Stored items
[Begin]
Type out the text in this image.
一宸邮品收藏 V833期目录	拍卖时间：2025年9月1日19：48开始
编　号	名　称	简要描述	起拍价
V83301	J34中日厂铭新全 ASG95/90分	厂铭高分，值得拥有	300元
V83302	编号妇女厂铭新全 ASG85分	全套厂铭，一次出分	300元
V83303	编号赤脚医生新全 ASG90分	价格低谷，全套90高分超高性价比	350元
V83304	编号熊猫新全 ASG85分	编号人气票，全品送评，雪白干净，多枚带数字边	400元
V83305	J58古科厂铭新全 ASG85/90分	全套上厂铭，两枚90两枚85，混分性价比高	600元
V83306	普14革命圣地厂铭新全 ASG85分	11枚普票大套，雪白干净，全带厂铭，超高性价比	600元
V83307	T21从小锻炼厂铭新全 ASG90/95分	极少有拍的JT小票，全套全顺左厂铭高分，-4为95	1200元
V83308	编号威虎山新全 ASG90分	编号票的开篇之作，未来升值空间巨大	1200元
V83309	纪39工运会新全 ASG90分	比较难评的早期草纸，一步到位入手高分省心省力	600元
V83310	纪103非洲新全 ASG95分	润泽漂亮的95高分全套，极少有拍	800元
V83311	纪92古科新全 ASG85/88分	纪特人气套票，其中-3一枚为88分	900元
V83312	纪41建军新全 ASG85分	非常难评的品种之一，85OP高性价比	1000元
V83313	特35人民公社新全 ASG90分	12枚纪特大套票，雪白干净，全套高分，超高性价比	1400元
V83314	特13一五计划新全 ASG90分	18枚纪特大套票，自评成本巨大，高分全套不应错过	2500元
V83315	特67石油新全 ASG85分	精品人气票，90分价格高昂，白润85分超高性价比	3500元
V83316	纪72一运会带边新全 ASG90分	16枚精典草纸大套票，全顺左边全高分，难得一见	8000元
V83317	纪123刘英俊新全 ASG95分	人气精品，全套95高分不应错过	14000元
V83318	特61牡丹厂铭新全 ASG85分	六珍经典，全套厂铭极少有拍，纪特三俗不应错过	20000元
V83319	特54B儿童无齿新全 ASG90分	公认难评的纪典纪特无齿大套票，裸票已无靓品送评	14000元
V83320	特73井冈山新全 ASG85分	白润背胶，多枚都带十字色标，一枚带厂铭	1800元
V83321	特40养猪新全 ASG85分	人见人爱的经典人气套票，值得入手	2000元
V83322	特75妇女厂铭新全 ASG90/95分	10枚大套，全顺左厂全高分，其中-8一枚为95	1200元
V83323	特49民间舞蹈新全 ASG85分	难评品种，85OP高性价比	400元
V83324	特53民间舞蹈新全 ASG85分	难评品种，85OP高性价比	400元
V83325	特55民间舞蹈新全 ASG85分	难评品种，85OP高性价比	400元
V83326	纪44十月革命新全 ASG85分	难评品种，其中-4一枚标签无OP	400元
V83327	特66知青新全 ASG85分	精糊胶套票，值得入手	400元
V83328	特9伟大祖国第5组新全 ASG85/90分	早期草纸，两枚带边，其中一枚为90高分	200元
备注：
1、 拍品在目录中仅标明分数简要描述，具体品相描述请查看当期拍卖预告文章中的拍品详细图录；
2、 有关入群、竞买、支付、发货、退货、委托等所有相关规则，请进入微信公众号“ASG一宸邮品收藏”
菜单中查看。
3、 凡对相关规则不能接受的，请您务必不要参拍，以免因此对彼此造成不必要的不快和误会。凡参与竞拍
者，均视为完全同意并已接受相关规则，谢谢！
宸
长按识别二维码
[End]
◆ **WRITTEN EXERCISE**
All of the entries above need to be reproduced exactly.

◆ **COMPLETED TASK**
Type out the text in this image.
一宸邮品收藏 V833期目录	拍卖时间：2025年9月1日19：48开始
编　号	名　称	简要描述	起拍价
V83301	J34中日厂铭新全 ASG95/90分	厂铭高分，值得拥有	300元
V83302	编号妇女厂铭新全 ASG85分	全套厂铭，一次出分	300元
V83303	编号赤脚医生新全 ASG90分	价格低谷，全套90高分超高性价比	350元
V83304	编号熊猫新全 ASG85分	编号人气票，全品送评，雪白干净，多枚带数字边	400元
V83305	J58古科厂铭新全 ASG85/90分	全套上厂铭，两枚90两枚85，混分性价比高	600元
V83306	普14革命圣地厂铭新全 ASG85分	11枚普票大套，雪白干净，全带厂铭，超高性价比	600元
V83307	T21从小锻炼厂铭新全 ASG90/95分	极少有拍的JT小票，全套全顺左厂铭高分，-4为95	1200元
V83308	编号威虎山新全 ASG90分	编号票的开篇之作，未来升值空间巨大	1200元
V83309	纪39工运会新全 ASG90分	比较难评的早期草纸，一步到位入手高分省心省力	600元
V83310	纪103非洲新全 ASG95分	润泽漂亮的95高分全套，极少有拍	800元
V83311	纪92古科新全 ASG85/88分	纪特人气套票，其中-3一枚为88分	900元
V83312	纪41建军新全 ASG85分	非常难评的品种之一，85OP高性价比	1000元
V83313	特35人民公社新全 ASG90分	12枚纪特大套票，雪白干净，全套高分，超高性价比	1400元
V83314	特13一五计划新全 ASG90分	18枚纪特大套票，自评成本巨大，高分全套不应错过	2500元
V83315	特67石油新全 ASG85分	精品人气票，90分价格高昂，白润85分超高性价比	3500元
V83316	纪72一运会带边新全 ASG90分	16枚精典草纸大套票，全顺左边全高分，难得一见	8000元
V83317	纪123刘英俊新全 ASG95分	人气精品，全套95高分不应错过	14000元
V83318	特61牡丹厂铭新全 ASG85分	六珍经典，全套厂铭极少有拍，纪特三俗不应错过	20000元
V83319	特54B儿童无齿新全 ASG90分	公认难评的纪典纪特无齿大套票，裸票已无靓品送评	14000元
V83320	特73井冈山新全 ASG85分	白润背胶，多枚都带十字色标，一枚带厂铭	1800元
V83321	特40养猪新全 ASG85分	人见人爱的经典人气套票，值得入手	2000元
V83322	特75妇女厂铭新全 ASG90/95分	10枚大套，全顺左厂全高分，其中-8一枚为95	1200元
V83323	特49民间舞蹈新全 ASG85分	难评品种，85OP高性价比	400元
V83324	特53民间舞蹈新全 ASG85分	难评品种，85OP高性价比	400元
V83325	特55民间舞蹈新全 ASG85分	难评品种，85OP高性价比	400元
V83326	纪44十月革命新全 ASG85分	难评品种，其中-4一枚标签无OP	400元
V83327	特66知青新全 ASG85分	精糊胶套票，值得入手	400元
V83328	特9伟大祖国第5组新全 ASG85/90分	早期草纸，两枚带边，其中一枚为90高分	200元
备注：
1、 拍品在目录中仅标明分数简要描述，具体品相描述请查看当期拍卖预告文章中的拍品详细图录；
2、 有关入群、竞买、支付、发货、退货、委托等所有相关规则，请进入微信公众号“ASG一宸邮品收藏”
菜单中查看。
3、 凡对相关规则不能接受的，请您务必不要参拍，以免因此对彼此造成不必要的不快和误会。凡参与竞拍
者，均视为完全同意并已接受相关规则，谢谢！
宸
长按识别二维码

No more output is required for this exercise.